# EXERCISE REQUIREMENTS
Reproduce each line from the records that holds "Near".
((
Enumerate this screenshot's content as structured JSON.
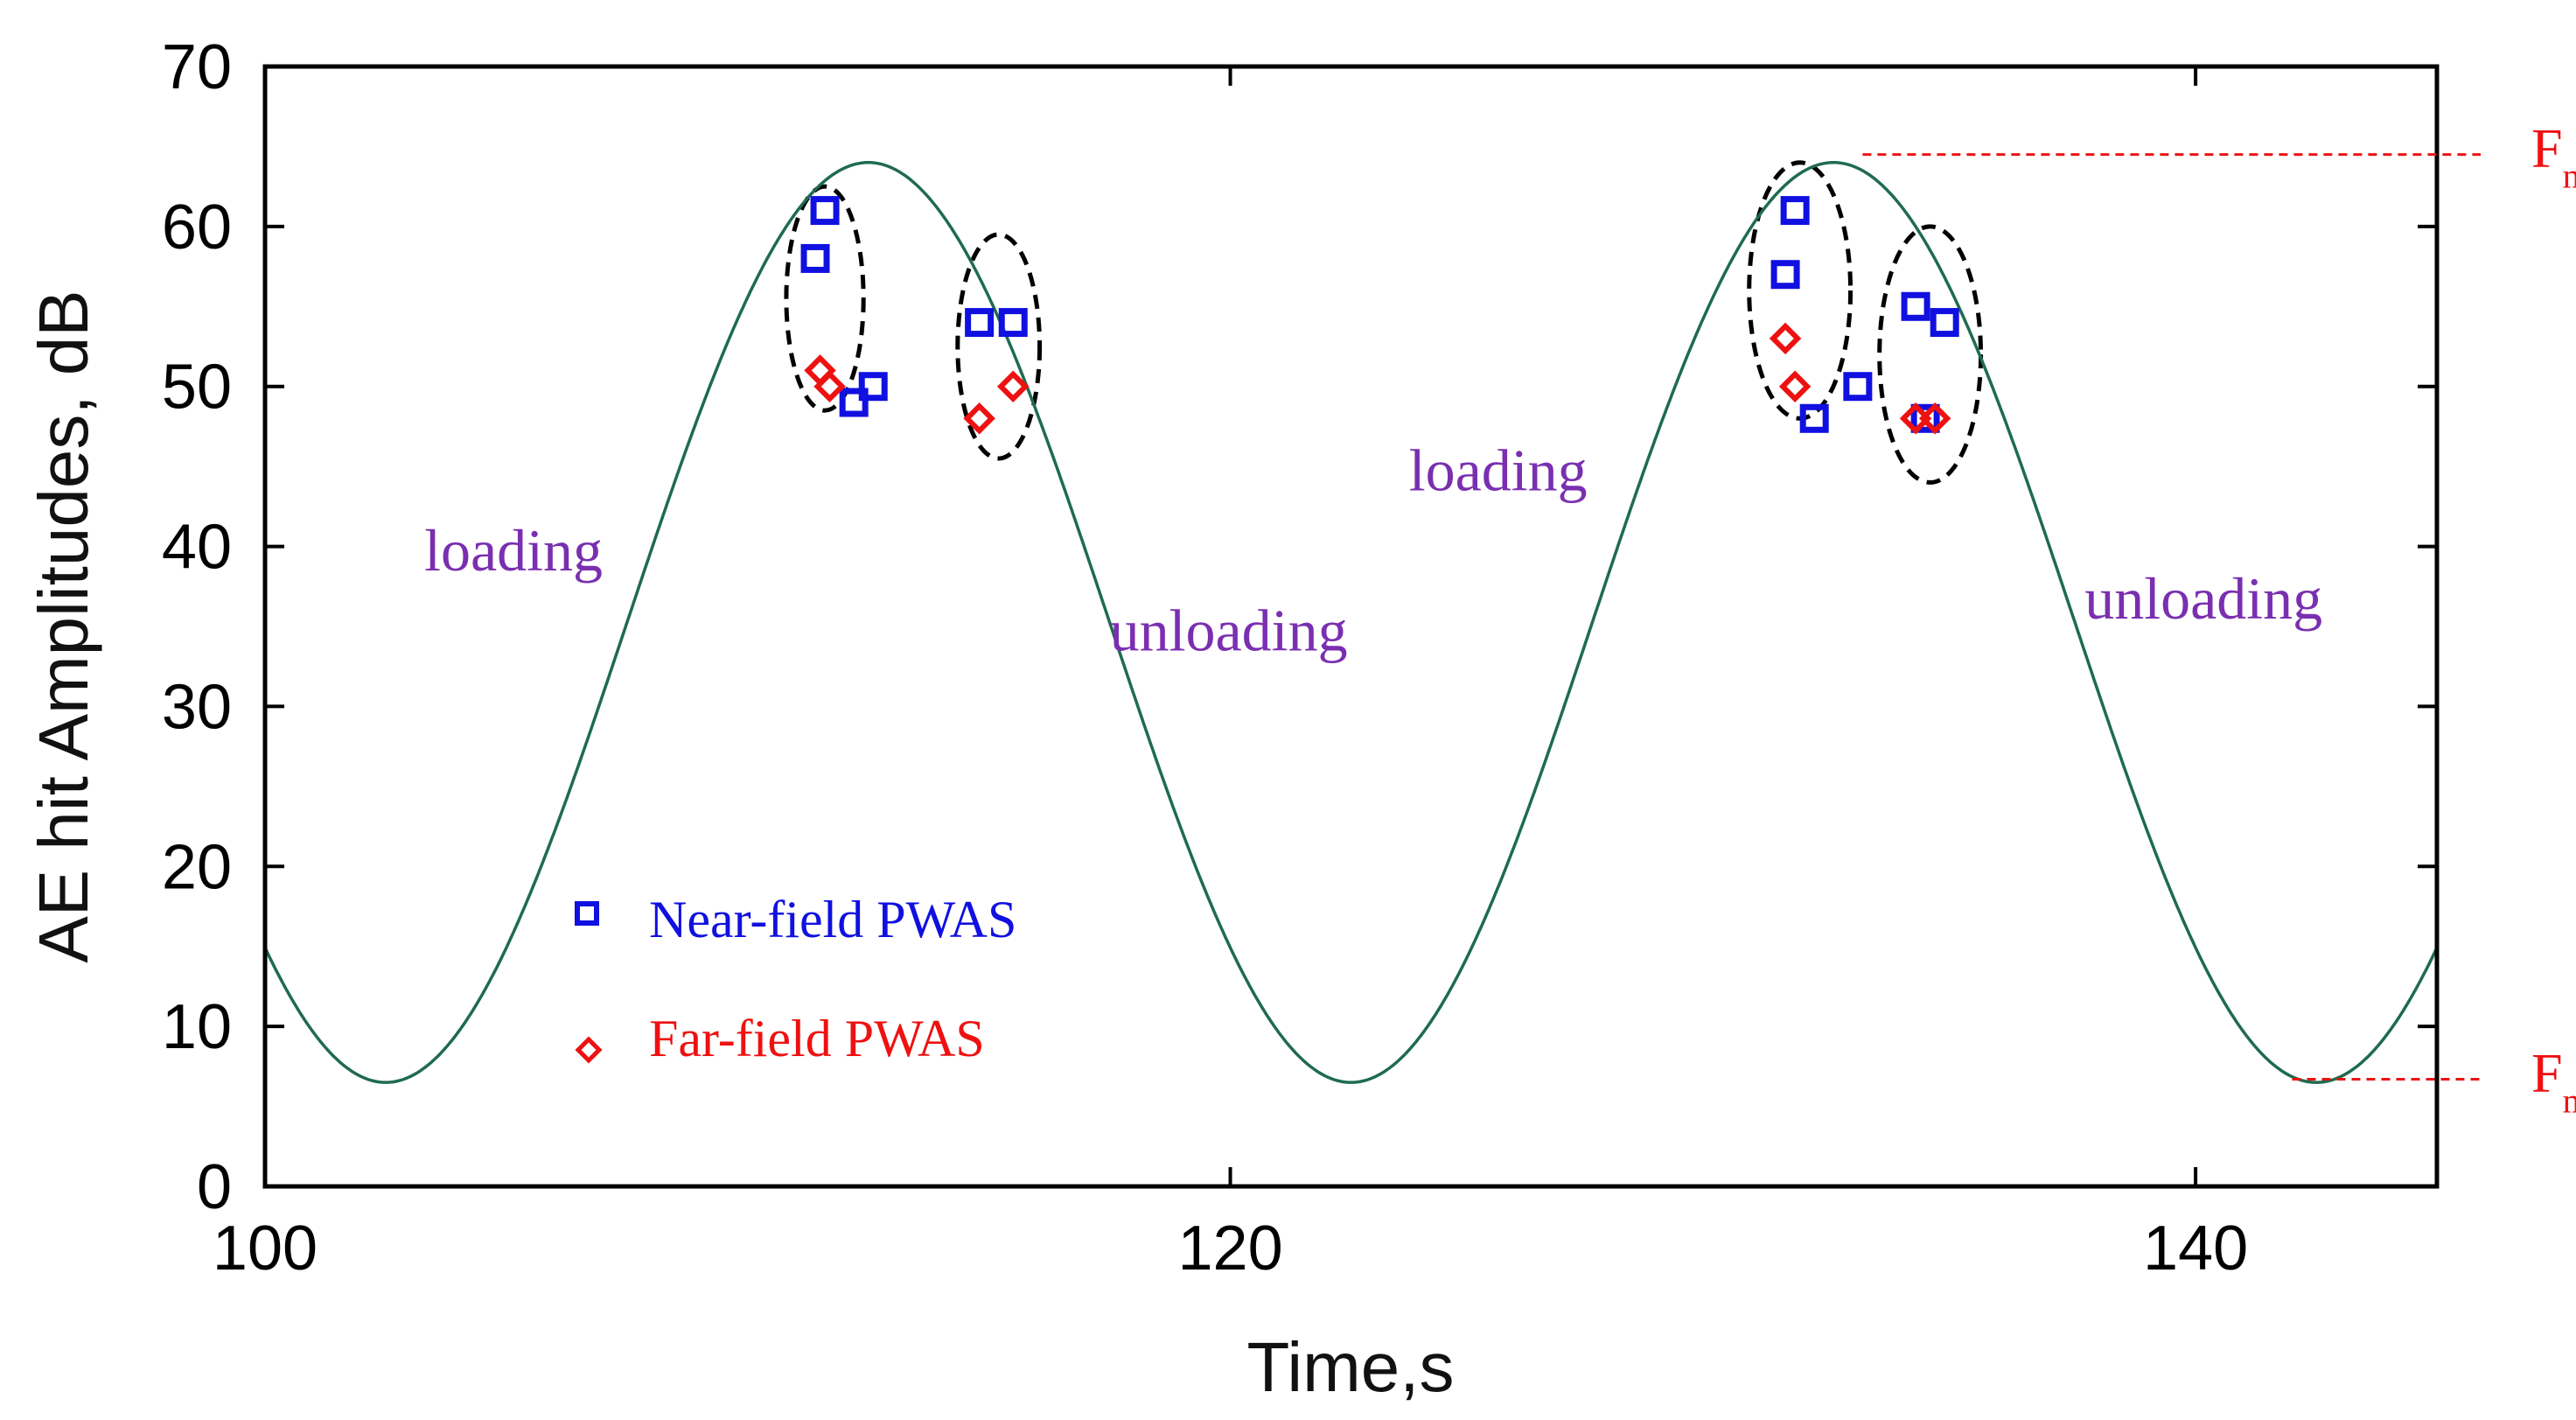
{
  "chart_data": {
    "type": "line",
    "xlabel": "Time,s",
    "ylabel": "AE hit Amplitudes, dB",
    "xlim": [
      100,
      145
    ],
    "ylim": [
      0,
      70
    ],
    "x_ticks": [
      100,
      120,
      140
    ],
    "y_ticks": [
      0,
      10,
      20,
      30,
      40,
      50,
      60,
      70
    ],
    "load_curve": {
      "name": "loading cycle",
      "color": "#1f6b4f",
      "min": 6.5,
      "max": 64,
      "period_s": 20,
      "peak_times_s": [
        112.5,
        132.5
      ]
    },
    "series": [
      {
        "name": "Near-field PWAS",
        "marker": "square",
        "color": "#1010e0",
        "points": [
          {
            "x": 111.4,
            "y": 58
          },
          {
            "x": 111.6,
            "y": 61
          },
          {
            "x": 112.2,
            "y": 49
          },
          {
            "x": 112.6,
            "y": 50
          },
          {
            "x": 114.8,
            "y": 54
          },
          {
            "x": 115.5,
            "y": 54
          },
          {
            "x": 131.5,
            "y": 57
          },
          {
            "x": 131.7,
            "y": 61
          },
          {
            "x": 132.1,
            "y": 48
          },
          {
            "x": 133.0,
            "y": 50
          },
          {
            "x": 134.2,
            "y": 55
          },
          {
            "x": 134.4,
            "y": 48
          },
          {
            "x": 134.8,
            "y": 54
          }
        ]
      },
      {
        "name": "Far-field PWAS",
        "marker": "diamond",
        "color": "#ee1111",
        "points": [
          {
            "x": 111.5,
            "y": 51
          },
          {
            "x": 111.7,
            "y": 50
          },
          {
            "x": 114.8,
            "y": 48
          },
          {
            "x": 115.5,
            "y": 50
          },
          {
            "x": 131.5,
            "y": 53
          },
          {
            "x": 131.7,
            "y": 50
          },
          {
            "x": 134.2,
            "y": 48
          },
          {
            "x": 134.6,
            "y": 48
          }
        ]
      }
    ],
    "ellipses": [
      {
        "cx": 111.6,
        "cy": 55.5,
        "rx": 0.8,
        "ry": 7
      },
      {
        "cx": 115.2,
        "cy": 52.5,
        "rx": 0.85,
        "ry": 7
      },
      {
        "cx": 131.8,
        "cy": 56,
        "rx": 1.05,
        "ry": 8
      },
      {
        "cx": 134.5,
        "cy": 52,
        "rx": 1.05,
        "ry": 8
      }
    ],
    "annotations": [
      {
        "text": "loading",
        "x": 103.3,
        "y": 38.5
      },
      {
        "text": "unloading",
        "x": 117.5,
        "y": 33.5
      },
      {
        "text": "loading",
        "x": 123.7,
        "y": 43.5
      },
      {
        "text": "unloading",
        "x": 137.7,
        "y": 35.5
      }
    ],
    "reference_lines": [
      {
        "name": "F",
        "sub": "max",
        "y": 64.5,
        "x_start": 133.1
      },
      {
        "name": "F",
        "sub": "min",
        "y": 6.7,
        "x_start": 142.0
      }
    ],
    "legend": {
      "position": "bottom-left",
      "entries": [
        "Near-field PWAS",
        "Far-field PWAS"
      ]
    }
  }
}
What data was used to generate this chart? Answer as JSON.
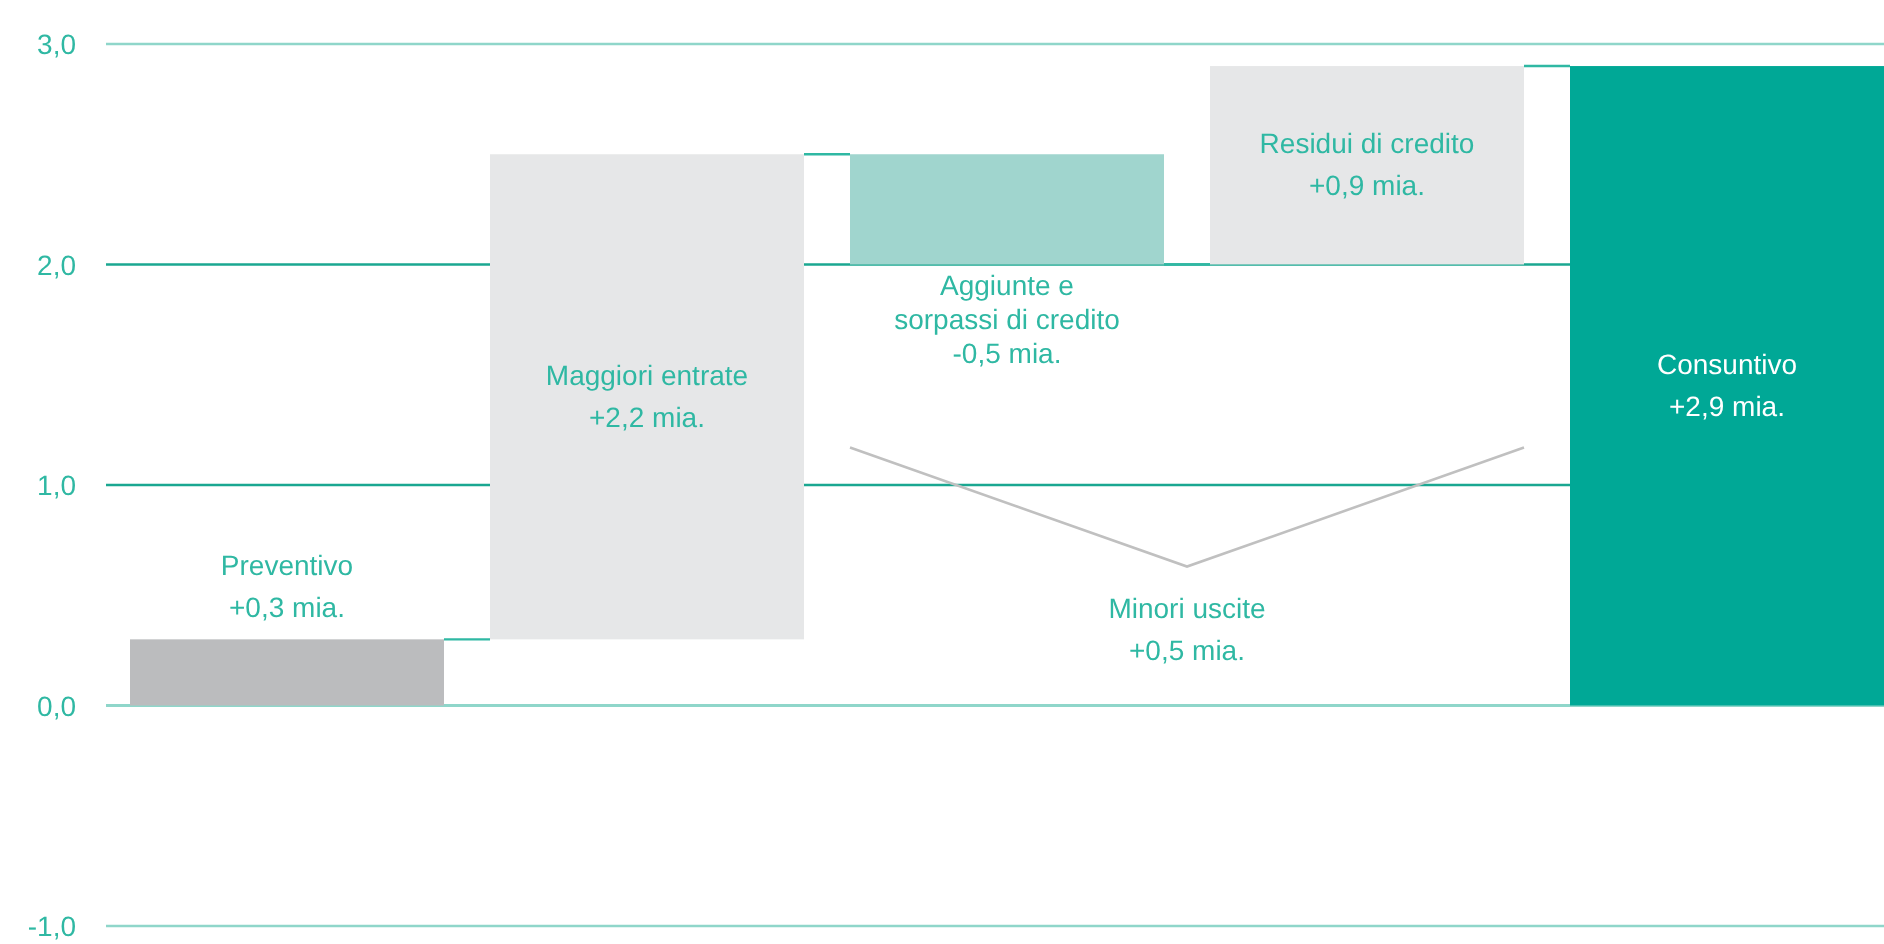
{
  "chart_data": {
    "type": "bar",
    "categories": [
      "Preventivo",
      "Maggiori entrate",
      "Aggiunte e\nsorpassi di credito",
      "Residui di credito",
      "Consuntivo"
    ],
    "base": [
      0,
      0.3,
      2.5,
      2.0,
      0
    ],
    "values": [
      0.3,
      2.2,
      -0.5,
      0.9,
      2.9
    ],
    "colors": [
      "#bbbcbe",
      "#e6e7e8",
      "#a0d5ce",
      "#e6e7e8",
      "#00a896"
    ],
    "value_labels": [
      "+0,3 mia.",
      "+2,2 mia.",
      "-0,5 mia.",
      "+0,9 mia.",
      "+2,9 mia."
    ],
    "ylim": [
      -1,
      3
    ],
    "yticks": [
      {
        "value": 3,
        "label": "3,0"
      },
      {
        "value": 2,
        "label": "2,0"
      },
      {
        "value": 1,
        "label": "1,0"
      },
      {
        "value": 0,
        "label": "0,0"
      },
      {
        "value": -1,
        "label": "-1,0"
      }
    ],
    "grid": "y",
    "ref_lines": [
      {
        "axis": "y",
        "value": 0,
        "color": "#8fd6ca"
      }
    ],
    "annotations": [
      "Minori uscite\n+0,5 mia."
    ]
  }
}
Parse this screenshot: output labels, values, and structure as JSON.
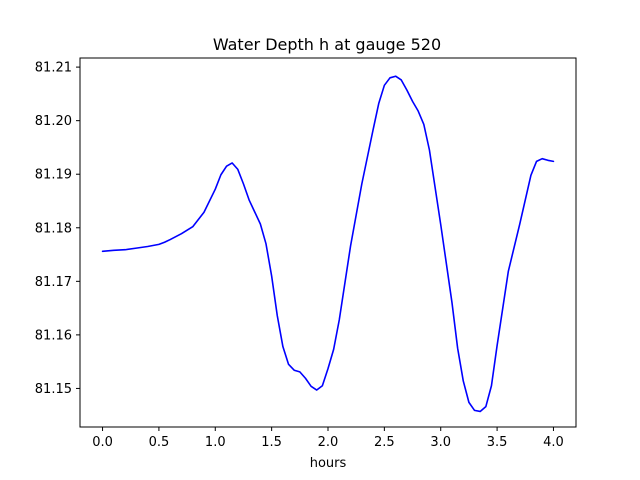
{
  "chart_data": {
    "type": "line",
    "title": "Water Depth h at gauge 520",
    "xlabel": "hours",
    "ylabel": "",
    "xlim": [
      -0.2,
      4.2
    ],
    "ylim": [
      81.1428,
      81.2117
    ],
    "xticks": [
      0.0,
      0.5,
      1.0,
      1.5,
      2.0,
      2.5,
      3.0,
      3.5,
      4.0
    ],
    "xtick_labels": [
      "0.0",
      "0.5",
      "1.0",
      "1.5",
      "2.0",
      "2.5",
      "3.0",
      "3.5",
      "4.0"
    ],
    "yticks": [
      81.15,
      81.16,
      81.17,
      81.18,
      81.19,
      81.2,
      81.21
    ],
    "ytick_labels": [
      "81.15",
      "81.16",
      "81.17",
      "81.18",
      "81.19",
      "81.20",
      "81.21"
    ],
    "grid": false,
    "series": [
      {
        "color": "#0000ff",
        "x": [
          0.0,
          0.1,
          0.2,
          0.3,
          0.4,
          0.5,
          0.55,
          0.6,
          0.7,
          0.8,
          0.9,
          1.0,
          1.05,
          1.1,
          1.15,
          1.2,
          1.25,
          1.3,
          1.4,
          1.45,
          1.5,
          1.55,
          1.6,
          1.65,
          1.7,
          1.75,
          1.8,
          1.85,
          1.9,
          1.95,
          2.0,
          2.05,
          2.1,
          2.2,
          2.3,
          2.4,
          2.45,
          2.5,
          2.55,
          2.6,
          2.65,
          2.7,
          2.75,
          2.8,
          2.85,
          2.9,
          3.0,
          3.1,
          3.15,
          3.2,
          3.25,
          3.3,
          3.35,
          3.4,
          3.45,
          3.5,
          3.6,
          3.7,
          3.8,
          3.85,
          3.9,
          3.95,
          4.0
        ],
        "y": [
          81.1756,
          81.1758,
          81.1759,
          81.1762,
          81.1765,
          81.1769,
          81.1773,
          81.1778,
          81.1789,
          81.1802,
          81.1829,
          81.1872,
          81.1899,
          81.1915,
          81.1921,
          81.1909,
          81.1882,
          81.1852,
          81.1807,
          81.177,
          81.171,
          81.1636,
          81.1578,
          81.1545,
          81.1534,
          81.1531,
          81.1519,
          81.1504,
          81.1497,
          81.1505,
          81.1537,
          81.1573,
          81.1628,
          81.1766,
          81.1882,
          81.1983,
          81.2032,
          81.2066,
          81.208,
          81.2083,
          81.2076,
          81.2057,
          81.2036,
          81.2018,
          81.1993,
          81.1945,
          81.1806,
          81.166,
          81.1575,
          81.1514,
          81.1474,
          81.1459,
          81.1457,
          81.1466,
          81.1505,
          81.158,
          81.1719,
          81.1806,
          81.1898,
          81.1924,
          81.1929,
          81.1926,
          81.1924
        ]
      }
    ]
  }
}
))
# ANSWER BELOW
        "name": "Near-field PWAS",
        "Near-field PWAS",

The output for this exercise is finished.